### Given problem:
Copy all records verbatim.

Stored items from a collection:
····················
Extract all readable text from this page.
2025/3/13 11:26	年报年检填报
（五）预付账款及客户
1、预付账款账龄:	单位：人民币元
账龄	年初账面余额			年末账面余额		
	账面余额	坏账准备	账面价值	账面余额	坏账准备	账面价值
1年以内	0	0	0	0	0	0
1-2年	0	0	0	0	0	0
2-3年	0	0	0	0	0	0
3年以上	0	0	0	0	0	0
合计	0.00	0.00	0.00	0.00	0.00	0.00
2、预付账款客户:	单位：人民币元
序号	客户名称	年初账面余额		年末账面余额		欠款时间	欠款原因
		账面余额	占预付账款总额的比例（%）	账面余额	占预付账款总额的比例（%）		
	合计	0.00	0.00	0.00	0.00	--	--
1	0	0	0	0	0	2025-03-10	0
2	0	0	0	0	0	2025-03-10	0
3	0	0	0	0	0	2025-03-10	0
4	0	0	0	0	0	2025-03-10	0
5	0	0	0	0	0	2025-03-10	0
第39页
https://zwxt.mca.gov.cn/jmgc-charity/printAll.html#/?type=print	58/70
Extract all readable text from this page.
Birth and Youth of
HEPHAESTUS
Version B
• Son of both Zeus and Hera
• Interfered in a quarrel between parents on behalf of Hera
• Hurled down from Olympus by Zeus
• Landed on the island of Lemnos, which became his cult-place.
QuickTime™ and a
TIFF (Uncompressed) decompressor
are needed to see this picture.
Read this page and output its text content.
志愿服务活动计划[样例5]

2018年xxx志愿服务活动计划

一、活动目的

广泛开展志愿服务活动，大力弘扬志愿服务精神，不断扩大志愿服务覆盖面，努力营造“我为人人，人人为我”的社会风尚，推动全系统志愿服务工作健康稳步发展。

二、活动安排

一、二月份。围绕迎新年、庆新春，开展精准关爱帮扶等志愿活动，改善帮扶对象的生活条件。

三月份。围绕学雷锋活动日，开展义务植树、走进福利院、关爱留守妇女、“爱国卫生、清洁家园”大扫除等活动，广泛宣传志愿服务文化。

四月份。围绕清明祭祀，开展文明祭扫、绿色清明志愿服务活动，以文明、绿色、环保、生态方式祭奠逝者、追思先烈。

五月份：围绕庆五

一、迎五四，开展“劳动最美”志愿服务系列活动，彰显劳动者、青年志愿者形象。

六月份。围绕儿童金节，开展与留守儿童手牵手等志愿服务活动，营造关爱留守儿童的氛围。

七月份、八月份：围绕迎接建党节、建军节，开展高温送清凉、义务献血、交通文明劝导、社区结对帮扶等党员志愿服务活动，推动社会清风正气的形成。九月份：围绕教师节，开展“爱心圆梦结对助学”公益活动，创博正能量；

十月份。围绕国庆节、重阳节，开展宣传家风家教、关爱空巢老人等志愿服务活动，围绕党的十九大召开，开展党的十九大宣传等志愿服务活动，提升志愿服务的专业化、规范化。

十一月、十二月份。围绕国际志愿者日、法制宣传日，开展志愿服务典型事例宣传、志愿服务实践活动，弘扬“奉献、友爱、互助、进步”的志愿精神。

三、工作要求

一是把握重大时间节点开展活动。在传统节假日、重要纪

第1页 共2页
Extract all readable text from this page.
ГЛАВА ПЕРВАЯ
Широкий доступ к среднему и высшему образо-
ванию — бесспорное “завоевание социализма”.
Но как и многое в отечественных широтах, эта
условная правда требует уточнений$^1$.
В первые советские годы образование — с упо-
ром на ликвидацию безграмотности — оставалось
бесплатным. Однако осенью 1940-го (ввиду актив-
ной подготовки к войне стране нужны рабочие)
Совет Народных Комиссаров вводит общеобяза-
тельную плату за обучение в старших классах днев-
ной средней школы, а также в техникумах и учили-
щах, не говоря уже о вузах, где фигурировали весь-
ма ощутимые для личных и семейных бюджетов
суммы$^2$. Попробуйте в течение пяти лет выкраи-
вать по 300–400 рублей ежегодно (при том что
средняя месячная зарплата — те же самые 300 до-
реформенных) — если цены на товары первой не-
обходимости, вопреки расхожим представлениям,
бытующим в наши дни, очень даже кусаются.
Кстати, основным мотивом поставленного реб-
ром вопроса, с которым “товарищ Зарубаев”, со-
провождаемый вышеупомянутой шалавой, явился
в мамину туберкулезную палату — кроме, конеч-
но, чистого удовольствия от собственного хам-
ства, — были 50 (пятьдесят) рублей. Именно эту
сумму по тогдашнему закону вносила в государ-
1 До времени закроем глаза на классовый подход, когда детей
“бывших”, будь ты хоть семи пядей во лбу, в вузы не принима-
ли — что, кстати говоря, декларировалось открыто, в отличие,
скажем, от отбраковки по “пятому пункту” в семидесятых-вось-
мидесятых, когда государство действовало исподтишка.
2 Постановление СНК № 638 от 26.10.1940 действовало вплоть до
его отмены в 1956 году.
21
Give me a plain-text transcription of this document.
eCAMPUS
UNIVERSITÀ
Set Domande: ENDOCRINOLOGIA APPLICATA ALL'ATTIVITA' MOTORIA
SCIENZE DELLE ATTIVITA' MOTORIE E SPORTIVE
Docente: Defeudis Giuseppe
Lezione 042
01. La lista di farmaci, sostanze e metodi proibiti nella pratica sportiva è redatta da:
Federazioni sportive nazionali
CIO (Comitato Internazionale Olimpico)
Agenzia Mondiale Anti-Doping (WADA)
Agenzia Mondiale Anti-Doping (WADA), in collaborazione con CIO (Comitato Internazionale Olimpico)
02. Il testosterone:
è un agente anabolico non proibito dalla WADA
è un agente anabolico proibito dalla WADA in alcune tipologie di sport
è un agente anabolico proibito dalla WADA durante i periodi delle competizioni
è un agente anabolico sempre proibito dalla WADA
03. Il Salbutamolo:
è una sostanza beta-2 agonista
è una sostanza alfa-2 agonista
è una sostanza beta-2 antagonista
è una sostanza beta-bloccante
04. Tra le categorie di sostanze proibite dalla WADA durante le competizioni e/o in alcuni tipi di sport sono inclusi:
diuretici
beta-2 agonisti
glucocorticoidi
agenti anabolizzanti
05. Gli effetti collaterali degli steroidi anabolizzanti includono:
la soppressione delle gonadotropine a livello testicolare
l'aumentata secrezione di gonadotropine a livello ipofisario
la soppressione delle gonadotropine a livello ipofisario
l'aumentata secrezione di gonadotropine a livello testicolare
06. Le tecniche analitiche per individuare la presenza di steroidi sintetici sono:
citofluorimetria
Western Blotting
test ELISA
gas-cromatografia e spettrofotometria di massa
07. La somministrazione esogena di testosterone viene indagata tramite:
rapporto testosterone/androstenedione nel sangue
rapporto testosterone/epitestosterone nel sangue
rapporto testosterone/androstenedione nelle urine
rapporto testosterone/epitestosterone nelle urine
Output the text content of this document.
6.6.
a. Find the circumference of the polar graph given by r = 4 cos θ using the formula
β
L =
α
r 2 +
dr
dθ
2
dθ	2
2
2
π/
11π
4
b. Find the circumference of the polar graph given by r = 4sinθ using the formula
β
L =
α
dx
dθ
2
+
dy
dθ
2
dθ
····················
### Exercise answer:
Extract all readable text from this page.
2025/3/13 11:26	年报年检填报
（五）预付账款及客户
1、预付账款账龄:	单位：人民币元
账龄	年初账面余额			年末账面余额		
	账面余额	坏账准备	账面价值	账面余额	坏账准备	账面价值
1年以内	0	0	0	0	0	0
1-2年	0	0	0	0	0	0
2-3年	0	0	0	0	0	0
3年以上	0	0	0	0	0	0
合计	0.00	0.00	0.00	0.00	0.00	0.00
2、预付账款客户:	单位：人民币元
序号	客户名称	年初账面余额		年末账面余额		欠款时间	欠款原因
		账面余额	占预付账款总额的比例（%）	账面余额	占预付账款总额的比例（%）		
	合计	0.00	0.00	0.00	0.00	--	--
1	0	0	0	0	0	2025-03-10	0
2	0	0	0	0	0	2025-03-10	0
3	0	0	0	0	0	2025-03-10	0
4	0	0	0	0	0	2025-03-10	0
5	0	0	0	0	0	2025-03-10	0
第39页
https://zwxt.mca.gov.cn/jmgc-charity/printAll.html#/?type=print	58/70
Extract all readable text from this page.
Birth and Youth of
HEPHAESTUS
Version B
• Son of both Zeus and Hera
• Interfered in a quarrel between parents on behalf of Hera
• Hurled down from Olympus by Zeus
• Landed on the island of Lemnos, which became his cult-place.
QuickTime™ and a
TIFF (Uncompressed) decompressor
are needed to see this picture.
Read this page and output its text content.
志愿服务活动计划[样例5]

2018年xxx志愿服务活动计划

一、活动目的

广泛开展志愿服务活动，大力弘扬志愿服务精神，不断扩大志愿服务覆盖面，努力营造“我为人人，人人为我”的社会风尚，推动全系统志愿服务工作健康稳步发展。

二、活动安排

一、二月份。围绕迎新年、庆新春，开展精准关爱帮扶等志愿活动，改善帮扶对象的生活条件。

三月份。围绕学雷锋活动日，开展义务植树、走进福利院、关爱留守妇女、“爱国卫生、清洁家园”大扫除等活动，广泛宣传志愿服务文化。

四月份。围绕清明祭祀，开展文明祭扫、绿色清明志愿服务活动，以文明、绿色、环保、生态方式祭奠逝者、追思先烈。

五月份：围绕庆五

一、迎五四，开展“劳动最美”志愿服务系列活动，彰显劳动者、青年志愿者形象。

六月份。围绕儿童金节，开展与留守儿童手牵手等志愿服务活动，营造关爱留守儿童的氛围。

七月份、八月份：围绕迎接建党节、建军节，开展高温送清凉、义务献血、交通文明劝导、社区结对帮扶等党员志愿服务活动，推动社会清风正气的形成。九月份：围绕教师节，开展“爱心圆梦结对助学”公益活动，创博正能量；

十月份。围绕国庆节、重阳节，开展宣传家风家教、关爱空巢老人等志愿服务活动，围绕党的十九大召开，开展党的十九大宣传等志愿服务活动，提升志愿服务的专业化、规范化。

十一月、十二月份。围绕国际志愿者日、法制宣传日，开展志愿服务典型事例宣传、志愿服务实践活动，弘扬“奉献、友爱、互助、进步”的志愿精神。

三、工作要求

一是把握重大时间节点开展活动。在传统节假日、重要纪

第1页 共2页
Extract all readable text from this page.
ГЛАВА ПЕРВАЯ
Широкий доступ к среднему и высшему образо-
ванию — бесспорное “завоевание социализма”.
Но как и многое в отечественных широтах, эта
условная правда требует уточнений$^1$.
В первые советские годы образование — с упо-
ром на ликвидацию безграмотности — оставалось
бесплатным. Однако осенью 1940-го (ввиду актив-
ной подготовки к войне стране нужны рабочие)
Совет Народных Комиссаров вводит общеобяза-
тельную плату за обучение в старших классах днев-
ной средней школы, а также в техникумах и учили-
щах, не говоря уже о вузах, где фигурировали весь-
ма ощутимые для личных и семейных бюджетов
суммы$^2$. Попробуйте в течение пяти лет выкраи-
вать по 300–400 рублей ежегодно (при том что
средняя месячная зарплата — те же самые 300 до-
реформенных) — если цены на товары первой не-
обходимости, вопреки расхожим представлениям,
бытующим в наши дни, очень даже кусаются.
Кстати, основным мотивом поставленного реб-
ром вопроса, с которым “товарищ Зарубаев”, со-
провождаемый вышеупомянутой шалавой, явился
в мамину туберкулезную палату — кроме, конеч-
но, чистого удовольствия от собственного хам-
ства, — были 50 (пятьдесят) рублей. Именно эту
сумму по тогдашнему закону вносила в государ-
1 До времени закроем глаза на классовый подход, когда детей
“бывших”, будь ты хоть семи пядей во лбу, в вузы не принима-
ли — что, кстати говоря, декларировалось открыто, в отличие,
скажем, от отбраковки по “пятому пункту” в семидесятых-вось-
мидесятых, когда государство действовало исподтишка.
2 Постановление СНК № 638 от 26.10.1940 действовало вплоть до
его отмены в 1956 году.
21
Give me a plain-text transcription of this document.
eCAMPUS
UNIVERSITÀ
Set Domande: ENDOCRINOLOGIA APPLICATA ALL'ATTIVITA' MOTORIA
SCIENZE DELLE ATTIVITA' MOTORIE E SPORTIVE
Docente: Defeudis Giuseppe
Lezione 042
01. La lista di farmaci, sostanze e metodi proibiti nella pratica sportiva è redatta da:
Federazioni sportive nazionali
CIO (Comitato Internazionale Olimpico)
Agenzia Mondiale Anti-Doping (WADA)
Agenzia Mondiale Anti-Doping (WADA), in collaborazione con CIO (Comitato Internazionale Olimpico)
02. Il testosterone:
è un agente anabolico non proibito dalla WADA
è un agente anabolico proibito dalla WADA in alcune tipologie di sport
è un agente anabolico proibito dalla WADA durante i periodi delle competizioni
è un agente anabolico sempre proibito dalla WADA
03. Il Salbutamolo:
è una sostanza beta-2 agonista
è una sostanza alfa-2 agonista
è una sostanza beta-2 antagonista
è una sostanza beta-bloccante
04. Tra le categorie di sostanze proibite dalla WADA durante le competizioni e/o in alcuni tipi di sport sono inclusi:
diuretici
beta-2 agonisti
glucocorticoidi
agenti anabolizzanti
05. Gli effetti collaterali degli steroidi anabolizzanti includono:
la soppressione delle gonadotropine a livello testicolare
l'aumentata secrezione di gonadotropine a livello ipofisario
la soppressione delle gonadotropine a livello ipofisario
l'aumentata secrezione di gonadotropine a livello testicolare
06. Le tecniche analitiche per individuare la presenza di steroidi sintetici sono:
citofluorimetria
Western Blotting
test ELISA
gas-cromatografia e spettrofotometria di massa
07. La somministrazione esogena di testosterone viene indagata tramite:
rapporto testosterone/androstenedione nel sangue
rapporto testosterone/epitestosterone nel sangue
rapporto testosterone/androstenedione nelle urine
rapporto testosterone/epitestosterone nelle urine
Output the text content of this document.
6.6.
a. Find the circumference of the polar graph given by r = 4 cos θ using the formula
β
L =
α
r 2 +
dr
dθ
2
dθ	2
2
2
π/
11π
4
b. Find the circumference of the polar graph given by r = 4sinθ using the formula
β
L =
α
dx
dθ
2
+
dy
dθ
2
dθ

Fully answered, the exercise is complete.